• _What is expected_
Write out the entire listing below exactly, with the pictures left out.

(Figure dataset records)
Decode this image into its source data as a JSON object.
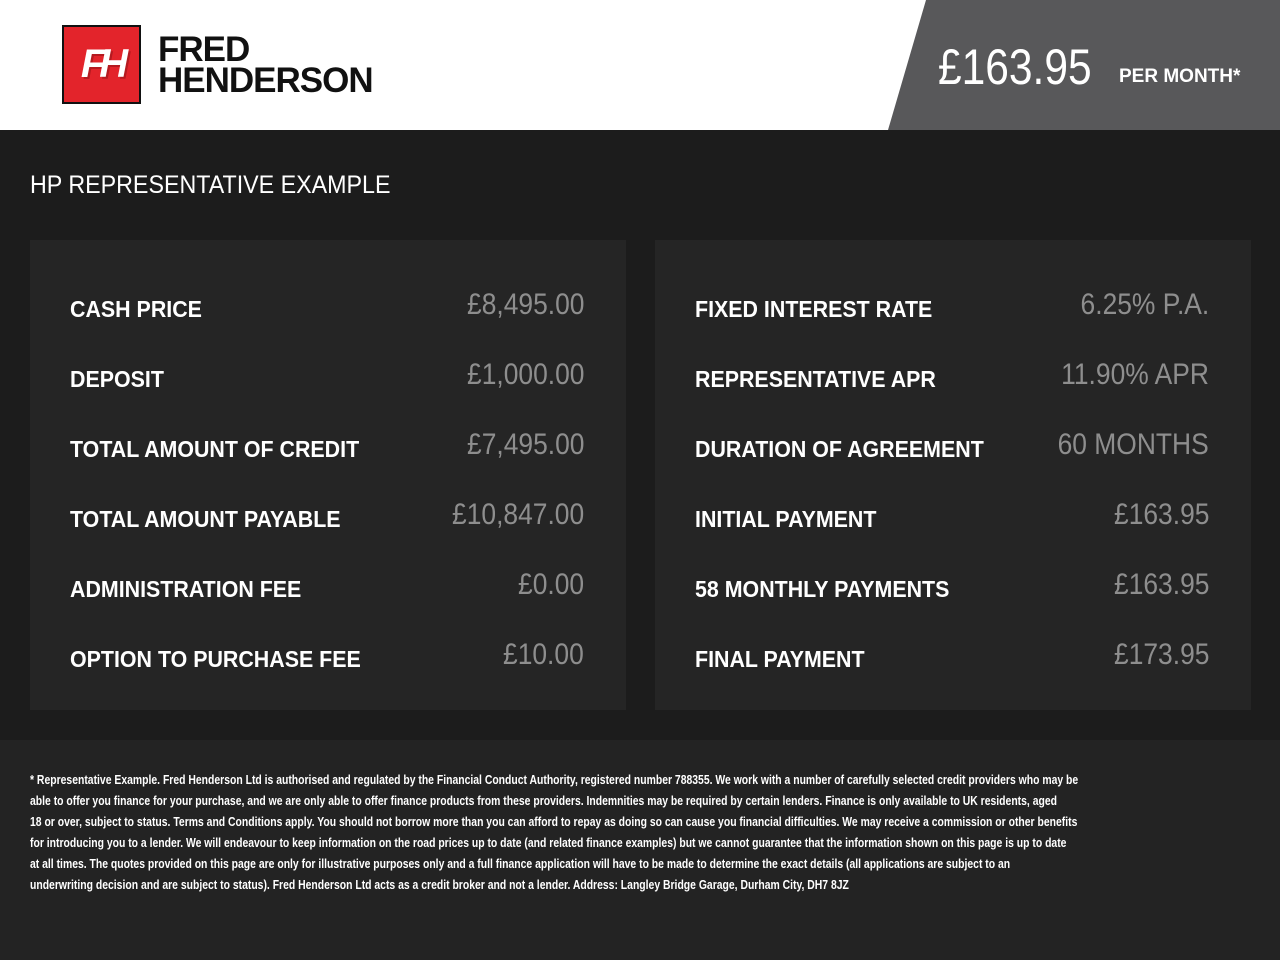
{
  "header": {
    "logo_mark": "FH",
    "logo_line1": "FRED",
    "logo_line2": "HENDERSON",
    "price": "£163.95",
    "per_month": "PER MONTH*",
    "brand_color": "#e3242b"
  },
  "title": "HP REPRESENTATIVE EXAMPLE",
  "left_panel": [
    {
      "label": "CASH PRICE",
      "value": "£8,495.00"
    },
    {
      "label": "DEPOSIT",
      "value": "£1,000.00"
    },
    {
      "label": "TOTAL AMOUNT OF CREDIT",
      "value": "£7,495.00"
    },
    {
      "label": "TOTAL AMOUNT PAYABLE",
      "value": "£10,847.00"
    },
    {
      "label": "ADMINISTRATION FEE",
      "value": "£0.00"
    },
    {
      "label": "OPTION TO PURCHASE FEE",
      "value": "£10.00"
    }
  ],
  "right_panel": [
    {
      "label": "FIXED INTEREST RATE",
      "value": "6.25% P.A."
    },
    {
      "label": "REPRESENTATIVE APR",
      "value": "11.90% APR"
    },
    {
      "label": "DURATION OF AGREEMENT",
      "value": "60 MONTHS"
    },
    {
      "label": "INITIAL PAYMENT",
      "value": "£163.95"
    },
    {
      "label": "58 MONTHLY PAYMENTS",
      "value": "£163.95"
    },
    {
      "label": "FINAL PAYMENT",
      "value": "£173.95"
    }
  ],
  "footer_lines": [
    "* Representative Example. Fred Henderson Ltd is authorised and regulated by the Financial Conduct Authority, registered number 788355. We work with a number of carefully selected credit providers who may be",
    "able to offer you finance for your purchase, and we are only able to offer finance products from these providers. Indemnities may be required by certain lenders. Finance is only available to UK residents, aged",
    "18 or over, subject to status. Terms and Conditions apply. You should not borrow more than you can afford to repay as doing so can cause you financial difficulties. We may receive a commission or other benefits",
    "for introducing you to a lender. We will endeavour to keep information on the road prices up to date (and related finance examples) but we cannot guarantee that the information shown on this page is up to date",
    "at all times. The quotes provided on this page are only for illustrative purposes only and a full finance application will have to be made to determine the exact details (all applications are subject to an",
    "underwriting decision and are subject to status). Fred Henderson Ltd acts as a credit broker and not a lender. Address: Langley Bridge Garage, Durham City, DH7 8JZ"
  ]
}
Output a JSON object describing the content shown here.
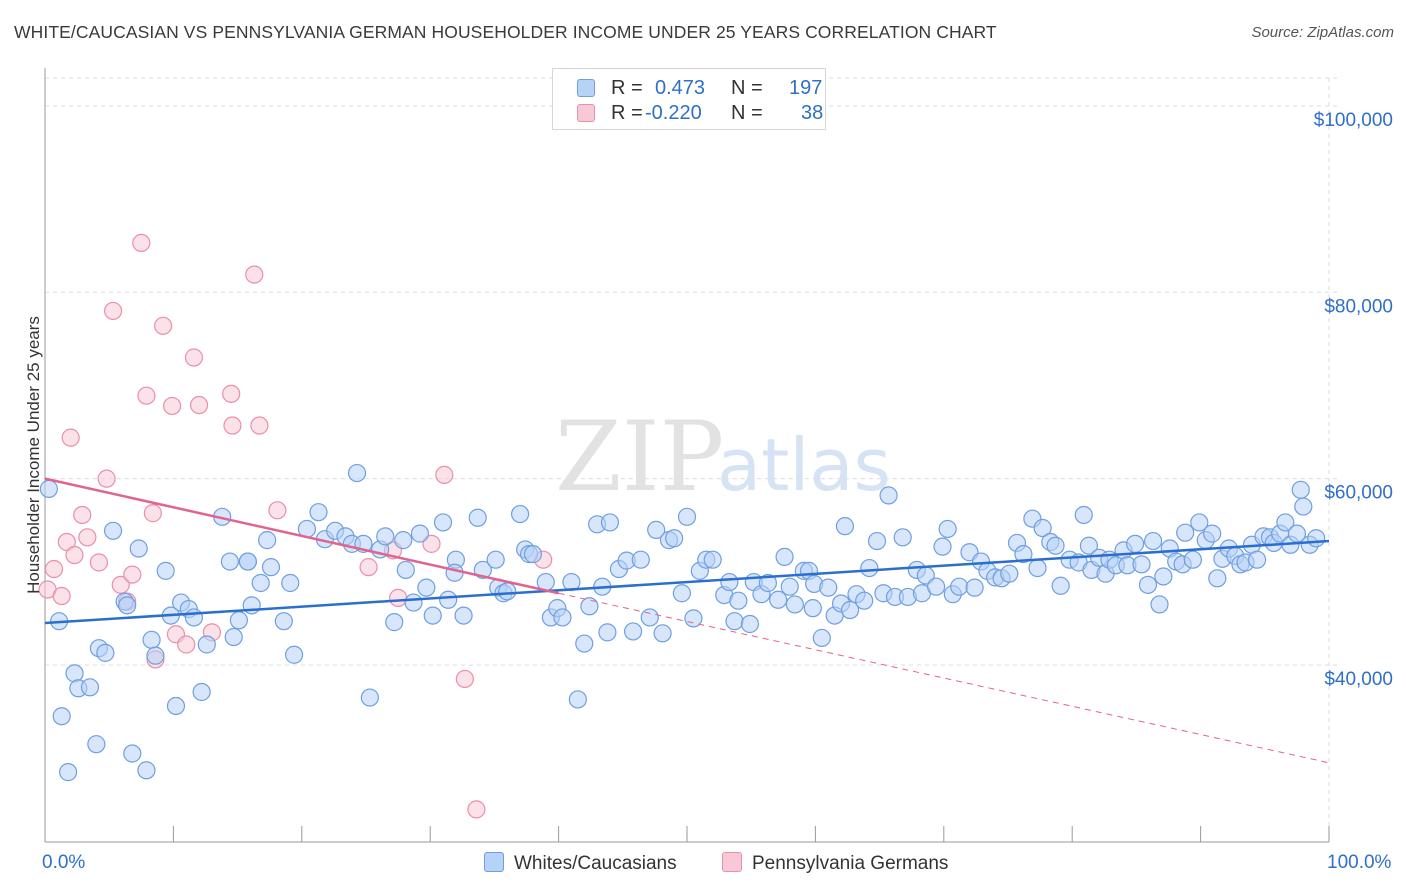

• _Correct response_
Decode this image into its source data as a JSON object.
{
  "header": {
    "logo_mark": "FH",
    "logo_line1": "FRED",
    "logo_line2": "HENDERSON",
    "price": "£163.95",
    "per_month": "PER MONTH*",
    "brand_color": "#e3242b"
  },
  "title": "HP REPRESENTATIVE EXAMPLE",
  "left_panel": [
    {
      "label": "CASH PRICE",
      "value": "£8,495.00"
    },
    {
      "label": "DEPOSIT",
      "value": "£1,000.00"
    },
    {
      "label": "TOTAL AMOUNT OF CREDIT",
      "value": "£7,495.00"
    },
    {
      "label": "TOTAL AMOUNT PAYABLE",
      "value": "£10,847.00"
    },
    {
      "label": "ADMINISTRATION FEE",
      "value": "£0.00"
    },
    {
      "label": "OPTION TO PURCHASE FEE",
      "value": "£10.00"
    }
  ],
  "right_panel": [
    {
      "label": "FIXED INTEREST RATE",
      "value": "6.25% P.A."
    },
    {
      "label": "REPRESENTATIVE APR",
      "value": "11.90% APR"
    },
    {
      "label": "DURATION OF AGREEMENT",
      "value": "60 MONTHS"
    },
    {
      "label": "INITIAL PAYMENT",
      "value": "£163.95"
    },
    {
      "label": "58 MONTHLY PAYMENTS",
      "value": "£163.95"
    },
    {
      "label": "FINAL PAYMENT",
      "value": "£173.95"
    }
  ],
  "footer_lines": [
    "* Representative Example. Fred Henderson Ltd is authorised and regulated by the Financial Conduct Authority, registered number 788355. We work with a number of carefully selected credit providers who may be",
    "able to offer you finance for your purchase, and we are only able to offer finance products from these providers. Indemnities may be required by certain lenders. Finance is only available to UK residents, aged",
    "18 or over, subject to status. Terms and Conditions apply. You should not borrow more than you can afford to repay as doing so can cause you financial difficulties. We may receive a commission or other benefits",
    "for introducing you to a lender. We will endeavour to keep information on the road prices up to date (and related finance examples) but we cannot guarantee that the information shown on this page is up to date",
    "at all times. The quotes provided on this page are only for illustrative purposes only and a full finance application will have to be made to determine the exact details (all applications are subject to an",
    "underwriting decision and are subject to status). Fred Henderson Ltd acts as a credit broker and not a lender. Address: Langley Bridge Garage, Durham City, DH7 8JZ"
  ]
}
Output a JSON object describing the content shown here.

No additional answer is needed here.